Your task —
Below are entries. Pull out all lines containing "this".

Extracted entries —
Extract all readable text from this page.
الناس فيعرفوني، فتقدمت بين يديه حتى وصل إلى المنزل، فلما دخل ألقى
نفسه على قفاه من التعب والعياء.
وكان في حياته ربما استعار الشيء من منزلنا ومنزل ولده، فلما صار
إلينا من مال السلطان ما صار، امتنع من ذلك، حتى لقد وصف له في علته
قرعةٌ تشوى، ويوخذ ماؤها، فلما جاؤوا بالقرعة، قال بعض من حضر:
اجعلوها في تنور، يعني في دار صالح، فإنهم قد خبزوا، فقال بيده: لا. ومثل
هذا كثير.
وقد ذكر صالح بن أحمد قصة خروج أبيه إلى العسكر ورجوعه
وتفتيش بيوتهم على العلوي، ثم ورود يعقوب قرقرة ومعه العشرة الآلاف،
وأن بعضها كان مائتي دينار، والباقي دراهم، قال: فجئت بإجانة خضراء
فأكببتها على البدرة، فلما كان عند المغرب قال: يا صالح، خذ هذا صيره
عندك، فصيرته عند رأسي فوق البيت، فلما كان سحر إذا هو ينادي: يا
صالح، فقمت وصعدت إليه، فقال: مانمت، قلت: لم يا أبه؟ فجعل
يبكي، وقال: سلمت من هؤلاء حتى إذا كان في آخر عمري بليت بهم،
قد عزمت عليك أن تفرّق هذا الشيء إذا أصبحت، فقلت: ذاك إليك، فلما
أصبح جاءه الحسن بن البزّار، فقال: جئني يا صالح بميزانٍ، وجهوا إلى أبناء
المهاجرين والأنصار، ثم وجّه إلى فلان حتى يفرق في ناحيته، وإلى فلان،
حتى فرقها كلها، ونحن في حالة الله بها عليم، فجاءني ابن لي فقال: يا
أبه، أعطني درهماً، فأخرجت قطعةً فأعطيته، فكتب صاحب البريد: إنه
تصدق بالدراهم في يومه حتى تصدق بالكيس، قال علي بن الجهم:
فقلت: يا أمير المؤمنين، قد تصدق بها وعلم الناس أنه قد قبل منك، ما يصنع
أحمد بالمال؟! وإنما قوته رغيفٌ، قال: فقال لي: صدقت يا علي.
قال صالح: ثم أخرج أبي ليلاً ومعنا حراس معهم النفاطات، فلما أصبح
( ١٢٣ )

---

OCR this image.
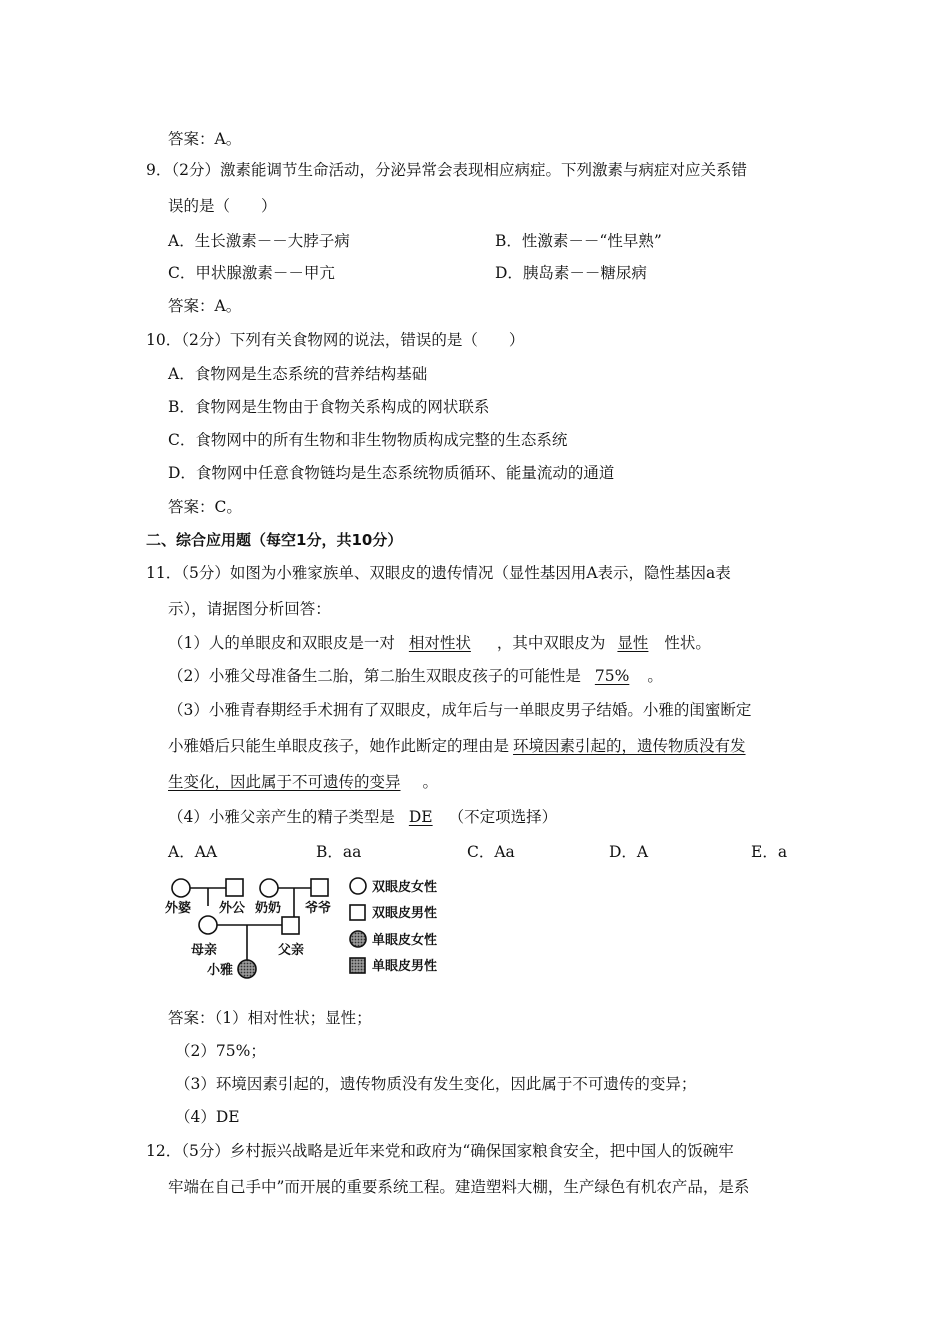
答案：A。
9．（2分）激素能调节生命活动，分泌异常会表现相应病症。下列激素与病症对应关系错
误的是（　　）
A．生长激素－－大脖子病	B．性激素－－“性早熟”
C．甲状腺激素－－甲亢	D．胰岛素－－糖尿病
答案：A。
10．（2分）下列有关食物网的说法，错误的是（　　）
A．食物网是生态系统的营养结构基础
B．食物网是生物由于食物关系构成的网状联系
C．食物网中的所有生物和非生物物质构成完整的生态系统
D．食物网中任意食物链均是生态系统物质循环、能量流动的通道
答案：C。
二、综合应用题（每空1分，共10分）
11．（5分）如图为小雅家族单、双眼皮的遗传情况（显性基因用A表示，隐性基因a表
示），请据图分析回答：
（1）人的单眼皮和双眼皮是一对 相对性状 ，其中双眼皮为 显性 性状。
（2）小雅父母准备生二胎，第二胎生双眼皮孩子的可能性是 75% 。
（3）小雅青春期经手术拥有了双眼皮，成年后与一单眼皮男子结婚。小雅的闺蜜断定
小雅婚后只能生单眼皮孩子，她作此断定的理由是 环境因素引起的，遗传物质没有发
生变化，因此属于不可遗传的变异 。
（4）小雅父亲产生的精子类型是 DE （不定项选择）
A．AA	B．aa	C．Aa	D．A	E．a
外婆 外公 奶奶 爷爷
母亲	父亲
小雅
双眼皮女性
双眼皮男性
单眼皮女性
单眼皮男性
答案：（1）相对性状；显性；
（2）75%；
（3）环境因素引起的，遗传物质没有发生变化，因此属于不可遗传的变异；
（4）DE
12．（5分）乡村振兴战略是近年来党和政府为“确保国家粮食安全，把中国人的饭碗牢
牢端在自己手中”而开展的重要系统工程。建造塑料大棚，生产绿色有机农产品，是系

Response to the task —
Extract all readable text from this page.
OCR this image.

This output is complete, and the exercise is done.